(Stated task)
Reproduce the records below in full and without edits, omitting images.

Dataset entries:
** start **

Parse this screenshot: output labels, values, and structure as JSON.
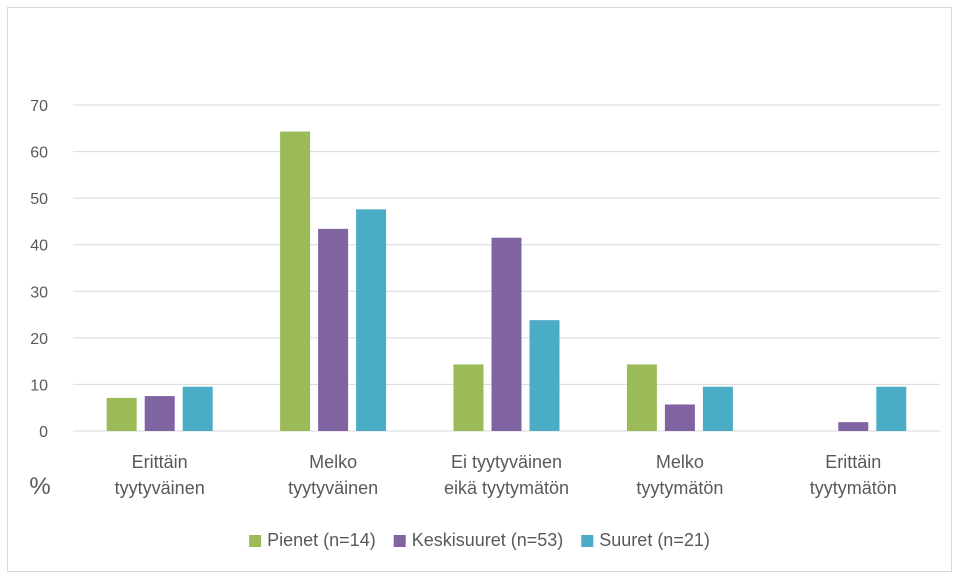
{
  "chart_data": {
    "type": "bar",
    "ylabel": "%",
    "ylim": [
      0,
      70
    ],
    "yticks": [
      0,
      10,
      20,
      30,
      40,
      50,
      60,
      70
    ],
    "grid": true,
    "legend_position": "bottom",
    "categories": [
      [
        "Erittäin",
        "tyytyväinen"
      ],
      [
        "Melko",
        "tyytyväinen"
      ],
      [
        "Ei tyytyväinen",
        "eikä tyytymätön"
      ],
      [
        "Melko",
        "tyytymätön"
      ],
      [
        "Erittäin",
        "tyytymätön"
      ]
    ],
    "series": [
      {
        "name": "Pienet (n=14)",
        "color": "#9bbb59",
        "values": [
          7.1,
          64.3,
          14.3,
          14.3,
          0
        ]
      },
      {
        "name": "Keskisuuret (n=53)",
        "color": "#8064a2",
        "values": [
          7.5,
          43.4,
          41.5,
          5.7,
          1.9
        ]
      },
      {
        "name": "Suuret (n=21)",
        "color": "#4bacc6",
        "values": [
          9.5,
          47.6,
          23.8,
          9.5,
          9.5
        ]
      }
    ]
  }
}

** end **

(Task output)
Parse this screenshot: output labels, values, and structure as JSON.
{
  "chart_data": {
    "type": "bar",
    "ylabel": "%",
    "ylim": [
      0,
      70
    ],
    "yticks": [
      0,
      10,
      20,
      30,
      40,
      50,
      60,
      70
    ],
    "grid": true,
    "legend_position": "bottom",
    "categories": [
      [
        "Erittäin",
        "tyytyväinen"
      ],
      [
        "Melko",
        "tyytyväinen"
      ],
      [
        "Ei tyytyväinen",
        "eikä tyytymätön"
      ],
      [
        "Melko",
        "tyytymätön"
      ],
      [
        "Erittäin",
        "tyytymätön"
      ]
    ],
    "series": [
      {
        "name": "Pienet (n=14)",
        "color": "#9bbb59",
        "values": [
          7.1,
          64.3,
          14.3,
          14.3,
          0
        ]
      },
      {
        "name": "Keskisuuret (n=53)",
        "color": "#8064a2",
        "values": [
          7.5,
          43.4,
          41.5,
          5.7,
          1.9
        ]
      },
      {
        "name": "Suuret (n=21)",
        "color": "#4bacc6",
        "values": [
          9.5,
          47.6,
          23.8,
          9.5,
          9.5
        ]
      }
    ]
  }
}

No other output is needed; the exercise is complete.